▸ Short problem 1
In the review of Mister, rewrite the passage that starts at "Mister starts off" and stops after "through their lines.", swapping "Spain" for "Portugal".
▸ Short problem 2
Summarize the review of Mister in two sentences.

▸ Selection
=-=-=

Mister: An overloaded bus

‘Mister’ struggles under the weight of irrelevant characters

April 14, 2017 05:47 pm | Updated 05:58 pm IST

Varun Tej and Lavanya Tripathi in the film

Varun Tej and Lavanya Tripathi in the film

An hour into Mister , Chai (Varun Tej) finds himself on a bus packed with a hundred people and their belongings. Extra baggage hangs from the sides and there’s more on the roof. Another group of people, each one carrying sacks of fresh produce, stop the bus and want to get in. Chai doles out a few thousand rupees to match their earnings for the day and sends them off, because he and the fellow passengers shudder to think of the plight of this already heaving vehicle if they were to get in. Mister is in a similar situation. It’s crammed with too many characters and some of them are dispensed with at will, like those villagers who’d hoped to get on to the bus.

Mister starts off with a fully suited villain in the middle of a forest, declaring that he wants to rule the area. One village, led by the righteous Pichayya Naidu (Nasser), stands in the way. The grand old man lives on his own, hoping his grandson would visit him soon. Something from the past has strained their bond. The grandson Chai, meanwhile, is serenading Meera (Hebah Patel) who is visiting Spain. Through that entire Spain episode, I kept wondering why she’s in Spain. It’s nothing more than an excuse to make these characters connect in an exotic European destination. Many mainstream films do that anyway, so I tried to look past that flakiness. In the meantime, Varun and Hebah struggle with their parts. The dialogues, from Varun, Satyam Rajesh and that Spanish boy who speaks Telugu, come in spurts. They speak like they’ve been asked to rush through their lines.

Eventually the son of the soil is home bound and finds himself in a bizarre region that’s a reminiscent of Vijayanagara empire. When Chandramukhi (Lavanya Tripathi) asks what a mobile phone is, she’s not trying to act cute. She’s grown up in a place that’s cut off from today’s civilisation. This kingdom is a world apart from Spain, and here Chai is sentenced to death by the chieftain (Murli Sharma). They speak in Kannada, Chai has no clue and thinks he’s being honoured. Before he’s taken to a guillotine, he gets to watch an item number!

=-=-=

▸ Data segment

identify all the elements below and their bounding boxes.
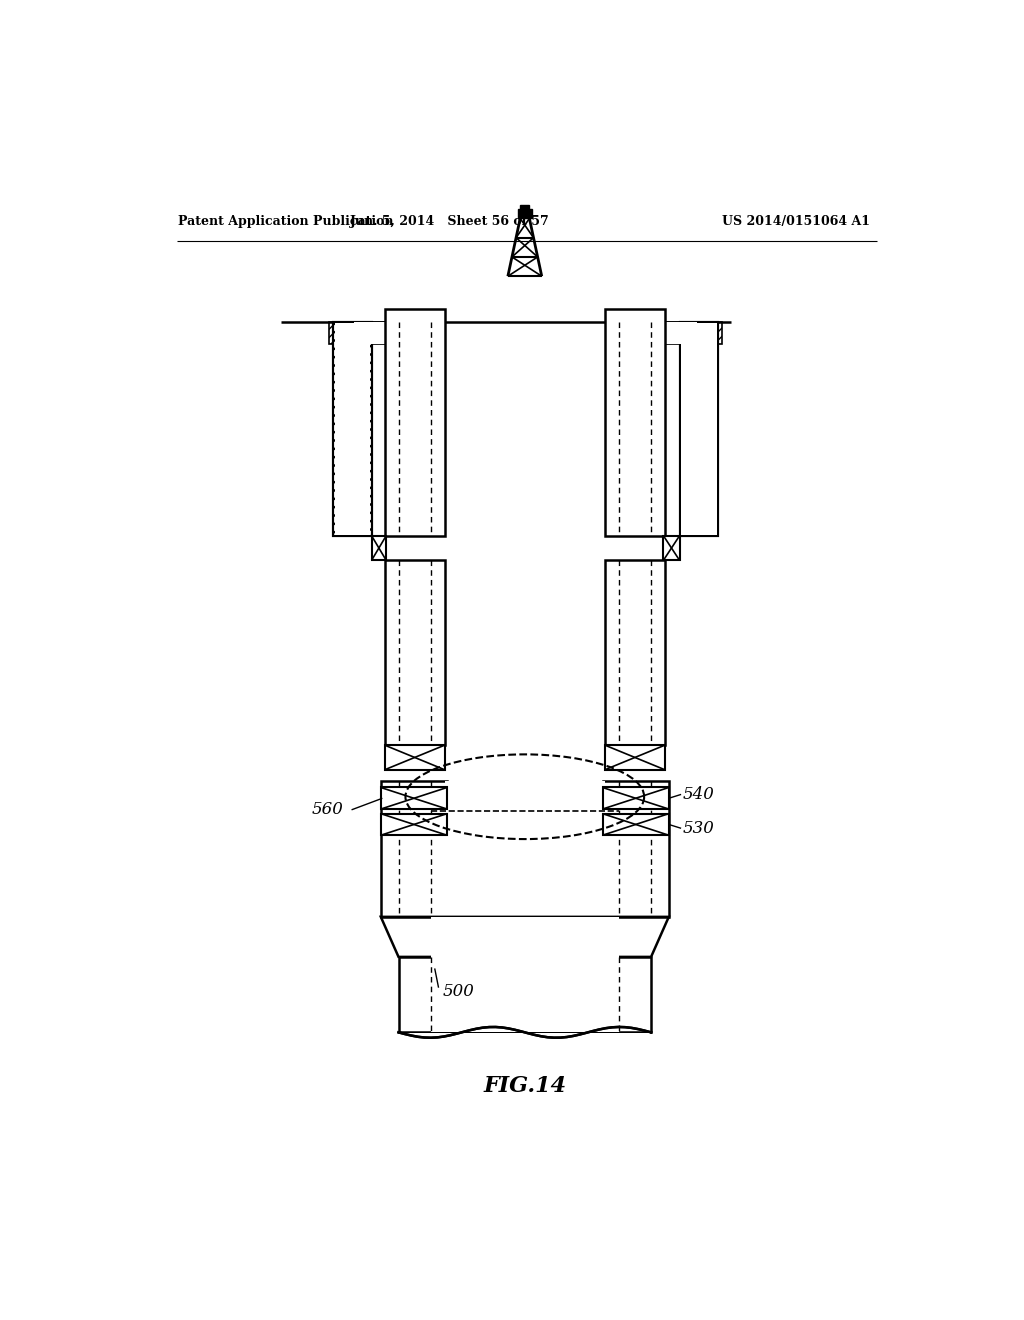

=-=-=

▸ Problem solution 1
Mister starts off with a fully suited villain in the middle of a forest, declaring that he wants to rule the area. One village, led by the righteous Pichayya Naidu (Nasser), stands in the way. The grand old man lives on his own, hoping his grandson would visit him soon. Something from the past has strained their bond. The grandson Chai, meanwhile, is serenading Meera (Hebah Patel) who is visiting Portugal. Through that entire Portugal episode, I kept wondering why she’s in Portugal. It’s nothing more than an excuse to make these characters connect in an exotic European destination. Many mainstream films do that anyway, so I tried to look past that flakiness. In the meantime, Varun and Hebah struggle with their parts. The dialogues, from Varun, Satyam Rajesh and that Spanish boy who speaks Telugu, come in spurts. They speak like they’ve been asked to rush through their lines.

▸ Problem solution 2
The review compares Mister to an overloaded bus, saying the film is crammed with too many characters and drops some of them at will. It follows Chai (Varun Tej) from a Spain episode with Meera, where the actors struggle with their parts and rush their lines, to a cut-off kingdom reminiscent of the Vijayanagara empire, where the chieftain sentences him to death.